• [Information provided]:
★ ★ ★ ★ ★

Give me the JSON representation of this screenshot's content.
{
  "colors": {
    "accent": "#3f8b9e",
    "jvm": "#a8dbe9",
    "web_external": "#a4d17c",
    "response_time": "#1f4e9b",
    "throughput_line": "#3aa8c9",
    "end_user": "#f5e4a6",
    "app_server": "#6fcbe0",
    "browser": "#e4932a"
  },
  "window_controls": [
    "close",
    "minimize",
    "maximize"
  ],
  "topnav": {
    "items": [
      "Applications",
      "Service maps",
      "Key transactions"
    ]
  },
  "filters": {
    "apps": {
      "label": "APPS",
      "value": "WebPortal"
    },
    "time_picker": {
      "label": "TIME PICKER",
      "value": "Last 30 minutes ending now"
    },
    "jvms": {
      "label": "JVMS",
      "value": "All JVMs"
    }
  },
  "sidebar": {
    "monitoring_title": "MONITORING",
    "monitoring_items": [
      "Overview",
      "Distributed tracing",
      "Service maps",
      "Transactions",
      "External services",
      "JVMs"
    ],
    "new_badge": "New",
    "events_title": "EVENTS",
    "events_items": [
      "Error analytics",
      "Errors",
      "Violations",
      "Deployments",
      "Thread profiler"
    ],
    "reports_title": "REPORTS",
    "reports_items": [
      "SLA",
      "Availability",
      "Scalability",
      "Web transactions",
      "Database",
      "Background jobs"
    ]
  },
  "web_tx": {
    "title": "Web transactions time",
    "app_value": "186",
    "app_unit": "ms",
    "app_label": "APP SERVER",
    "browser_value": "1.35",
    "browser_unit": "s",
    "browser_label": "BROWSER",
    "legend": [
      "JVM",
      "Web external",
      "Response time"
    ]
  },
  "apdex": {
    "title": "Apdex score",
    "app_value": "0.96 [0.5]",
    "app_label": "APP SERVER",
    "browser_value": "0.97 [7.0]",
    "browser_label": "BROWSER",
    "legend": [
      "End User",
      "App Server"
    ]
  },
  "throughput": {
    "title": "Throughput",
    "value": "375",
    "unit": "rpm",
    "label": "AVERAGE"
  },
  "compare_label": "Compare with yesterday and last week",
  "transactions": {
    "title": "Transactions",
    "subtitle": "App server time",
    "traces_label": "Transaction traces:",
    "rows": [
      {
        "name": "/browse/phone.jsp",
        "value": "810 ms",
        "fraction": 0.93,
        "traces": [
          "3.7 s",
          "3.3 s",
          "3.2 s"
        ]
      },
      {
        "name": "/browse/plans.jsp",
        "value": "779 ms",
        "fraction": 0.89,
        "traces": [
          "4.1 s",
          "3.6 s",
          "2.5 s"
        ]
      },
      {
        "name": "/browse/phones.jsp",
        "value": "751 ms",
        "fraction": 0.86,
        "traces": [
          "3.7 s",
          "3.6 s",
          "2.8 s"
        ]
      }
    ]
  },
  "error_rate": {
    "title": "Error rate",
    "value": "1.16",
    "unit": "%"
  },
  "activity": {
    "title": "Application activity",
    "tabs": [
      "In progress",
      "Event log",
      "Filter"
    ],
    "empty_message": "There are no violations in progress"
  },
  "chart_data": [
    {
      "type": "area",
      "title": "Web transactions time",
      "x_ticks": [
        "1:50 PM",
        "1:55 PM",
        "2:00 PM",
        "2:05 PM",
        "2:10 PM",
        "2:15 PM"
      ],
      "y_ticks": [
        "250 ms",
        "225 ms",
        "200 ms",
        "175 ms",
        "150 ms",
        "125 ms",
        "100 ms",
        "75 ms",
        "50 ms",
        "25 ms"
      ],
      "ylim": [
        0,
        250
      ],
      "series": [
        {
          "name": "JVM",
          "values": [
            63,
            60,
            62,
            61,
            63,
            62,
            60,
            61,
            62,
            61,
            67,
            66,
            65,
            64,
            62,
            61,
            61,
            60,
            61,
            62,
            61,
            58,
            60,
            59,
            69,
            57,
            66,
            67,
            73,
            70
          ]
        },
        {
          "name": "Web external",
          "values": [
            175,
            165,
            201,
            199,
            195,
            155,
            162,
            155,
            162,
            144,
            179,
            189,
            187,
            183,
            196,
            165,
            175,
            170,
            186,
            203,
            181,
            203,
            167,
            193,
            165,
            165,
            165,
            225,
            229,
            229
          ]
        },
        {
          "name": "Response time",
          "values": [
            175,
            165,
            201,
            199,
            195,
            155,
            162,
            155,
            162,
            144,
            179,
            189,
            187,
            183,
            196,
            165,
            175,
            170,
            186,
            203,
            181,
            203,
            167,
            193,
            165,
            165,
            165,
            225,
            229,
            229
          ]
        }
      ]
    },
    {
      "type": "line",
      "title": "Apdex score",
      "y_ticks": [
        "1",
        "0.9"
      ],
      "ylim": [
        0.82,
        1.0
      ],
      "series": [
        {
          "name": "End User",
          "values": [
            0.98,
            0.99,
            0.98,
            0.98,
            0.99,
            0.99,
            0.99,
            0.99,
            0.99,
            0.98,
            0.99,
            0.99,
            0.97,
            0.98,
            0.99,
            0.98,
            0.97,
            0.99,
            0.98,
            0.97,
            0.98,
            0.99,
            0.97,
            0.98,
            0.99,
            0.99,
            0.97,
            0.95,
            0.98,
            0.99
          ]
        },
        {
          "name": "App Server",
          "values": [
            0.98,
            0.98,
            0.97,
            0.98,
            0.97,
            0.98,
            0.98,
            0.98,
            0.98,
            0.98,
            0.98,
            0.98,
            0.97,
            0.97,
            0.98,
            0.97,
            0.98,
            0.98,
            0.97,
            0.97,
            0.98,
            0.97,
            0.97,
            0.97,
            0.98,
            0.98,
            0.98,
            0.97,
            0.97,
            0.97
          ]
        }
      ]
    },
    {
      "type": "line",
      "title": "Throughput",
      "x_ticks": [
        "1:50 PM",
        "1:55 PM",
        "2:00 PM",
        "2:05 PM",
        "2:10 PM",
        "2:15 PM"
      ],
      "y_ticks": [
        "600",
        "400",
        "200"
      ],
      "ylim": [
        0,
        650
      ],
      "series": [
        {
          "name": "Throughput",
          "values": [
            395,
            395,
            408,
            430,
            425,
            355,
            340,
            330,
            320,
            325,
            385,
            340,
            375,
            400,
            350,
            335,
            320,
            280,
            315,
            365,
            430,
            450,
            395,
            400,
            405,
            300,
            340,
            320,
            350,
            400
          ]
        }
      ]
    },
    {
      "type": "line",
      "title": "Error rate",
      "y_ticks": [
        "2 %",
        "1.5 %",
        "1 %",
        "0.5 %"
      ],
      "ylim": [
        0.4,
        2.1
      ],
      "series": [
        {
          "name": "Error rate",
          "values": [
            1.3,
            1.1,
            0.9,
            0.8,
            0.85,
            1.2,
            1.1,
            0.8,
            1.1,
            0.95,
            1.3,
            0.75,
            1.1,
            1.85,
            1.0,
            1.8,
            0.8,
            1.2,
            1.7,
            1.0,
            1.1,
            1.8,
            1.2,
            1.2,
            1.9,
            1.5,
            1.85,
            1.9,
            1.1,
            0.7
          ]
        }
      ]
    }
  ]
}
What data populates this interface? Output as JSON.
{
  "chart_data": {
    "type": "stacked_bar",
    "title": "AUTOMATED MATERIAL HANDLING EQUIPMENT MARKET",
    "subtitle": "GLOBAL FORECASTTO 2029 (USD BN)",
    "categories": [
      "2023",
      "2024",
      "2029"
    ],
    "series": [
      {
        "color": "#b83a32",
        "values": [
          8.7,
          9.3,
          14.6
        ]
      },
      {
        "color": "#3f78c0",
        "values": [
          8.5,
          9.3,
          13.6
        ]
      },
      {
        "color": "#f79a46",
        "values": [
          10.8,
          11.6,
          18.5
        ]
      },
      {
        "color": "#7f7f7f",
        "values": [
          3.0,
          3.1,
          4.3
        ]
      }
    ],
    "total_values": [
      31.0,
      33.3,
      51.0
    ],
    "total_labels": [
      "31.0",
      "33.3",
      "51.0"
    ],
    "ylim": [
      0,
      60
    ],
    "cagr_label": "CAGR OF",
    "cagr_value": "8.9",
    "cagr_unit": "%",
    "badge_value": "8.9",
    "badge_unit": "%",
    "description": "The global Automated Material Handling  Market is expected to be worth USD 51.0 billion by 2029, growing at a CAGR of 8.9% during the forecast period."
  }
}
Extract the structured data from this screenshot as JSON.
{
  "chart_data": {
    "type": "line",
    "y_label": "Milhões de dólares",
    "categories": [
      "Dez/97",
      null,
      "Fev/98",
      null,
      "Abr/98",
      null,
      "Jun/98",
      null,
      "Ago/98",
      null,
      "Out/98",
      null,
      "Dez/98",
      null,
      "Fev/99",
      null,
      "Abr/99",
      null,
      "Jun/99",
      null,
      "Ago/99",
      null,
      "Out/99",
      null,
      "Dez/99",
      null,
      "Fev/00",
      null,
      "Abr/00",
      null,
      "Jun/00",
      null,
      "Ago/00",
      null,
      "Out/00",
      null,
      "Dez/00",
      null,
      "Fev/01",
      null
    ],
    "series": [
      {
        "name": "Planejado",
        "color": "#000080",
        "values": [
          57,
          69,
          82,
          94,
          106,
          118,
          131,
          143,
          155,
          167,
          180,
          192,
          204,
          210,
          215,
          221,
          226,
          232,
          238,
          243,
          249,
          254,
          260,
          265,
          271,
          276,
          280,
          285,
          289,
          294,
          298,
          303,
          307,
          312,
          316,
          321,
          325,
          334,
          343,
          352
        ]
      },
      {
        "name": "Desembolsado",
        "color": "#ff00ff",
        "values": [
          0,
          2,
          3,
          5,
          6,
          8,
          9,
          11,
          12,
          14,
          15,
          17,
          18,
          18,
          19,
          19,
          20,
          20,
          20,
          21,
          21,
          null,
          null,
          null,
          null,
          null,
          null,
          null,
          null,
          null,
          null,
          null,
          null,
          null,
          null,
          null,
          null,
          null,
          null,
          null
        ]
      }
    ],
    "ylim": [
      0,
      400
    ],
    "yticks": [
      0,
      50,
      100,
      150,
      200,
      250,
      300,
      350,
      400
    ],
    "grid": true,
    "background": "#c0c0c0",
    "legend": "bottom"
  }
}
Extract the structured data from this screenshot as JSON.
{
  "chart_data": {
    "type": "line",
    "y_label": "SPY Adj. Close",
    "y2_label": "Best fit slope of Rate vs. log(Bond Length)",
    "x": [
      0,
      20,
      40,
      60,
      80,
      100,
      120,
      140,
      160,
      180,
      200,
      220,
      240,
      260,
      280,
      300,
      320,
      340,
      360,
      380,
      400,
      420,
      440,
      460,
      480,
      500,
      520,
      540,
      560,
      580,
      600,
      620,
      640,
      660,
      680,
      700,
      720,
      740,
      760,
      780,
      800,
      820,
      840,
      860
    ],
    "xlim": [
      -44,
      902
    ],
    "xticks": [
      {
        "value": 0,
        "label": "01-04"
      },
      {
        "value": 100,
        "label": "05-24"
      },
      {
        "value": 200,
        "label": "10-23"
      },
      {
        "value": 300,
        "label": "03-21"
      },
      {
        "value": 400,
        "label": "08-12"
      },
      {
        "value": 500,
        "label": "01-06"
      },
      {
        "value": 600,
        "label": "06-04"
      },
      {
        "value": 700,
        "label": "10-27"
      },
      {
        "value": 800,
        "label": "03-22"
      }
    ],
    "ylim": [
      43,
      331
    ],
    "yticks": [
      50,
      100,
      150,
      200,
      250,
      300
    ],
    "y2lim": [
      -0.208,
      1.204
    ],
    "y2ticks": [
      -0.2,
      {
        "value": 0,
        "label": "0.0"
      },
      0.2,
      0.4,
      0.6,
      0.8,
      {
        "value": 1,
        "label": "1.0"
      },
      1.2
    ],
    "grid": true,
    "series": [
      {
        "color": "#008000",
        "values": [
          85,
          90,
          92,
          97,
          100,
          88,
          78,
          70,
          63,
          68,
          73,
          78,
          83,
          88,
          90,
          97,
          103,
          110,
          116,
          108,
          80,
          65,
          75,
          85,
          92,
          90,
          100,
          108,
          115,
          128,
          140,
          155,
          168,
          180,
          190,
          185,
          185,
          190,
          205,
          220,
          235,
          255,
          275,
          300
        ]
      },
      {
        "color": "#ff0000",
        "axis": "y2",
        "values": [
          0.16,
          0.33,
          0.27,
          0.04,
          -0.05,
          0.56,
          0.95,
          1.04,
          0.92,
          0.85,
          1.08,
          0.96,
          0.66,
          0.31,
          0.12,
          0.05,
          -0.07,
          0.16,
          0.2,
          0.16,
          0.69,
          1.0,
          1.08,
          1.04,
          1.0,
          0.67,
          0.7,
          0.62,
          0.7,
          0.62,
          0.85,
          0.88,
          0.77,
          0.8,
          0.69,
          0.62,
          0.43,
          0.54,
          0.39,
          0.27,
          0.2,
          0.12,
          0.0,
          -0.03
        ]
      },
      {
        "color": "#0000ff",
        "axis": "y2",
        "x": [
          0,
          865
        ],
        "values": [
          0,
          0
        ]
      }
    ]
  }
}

★ ★ ★ ★ ★

• [Challenge]:
Select every line in the material above where the string "JSON" occurs, and copy it.

• [Task response]:
Give me the JSON representation of this screenshot's content.
What data populates this interface? Output as JSON.
Extract the structured data from this screenshot as JSON.
Extract the structured data from this screenshot as JSON.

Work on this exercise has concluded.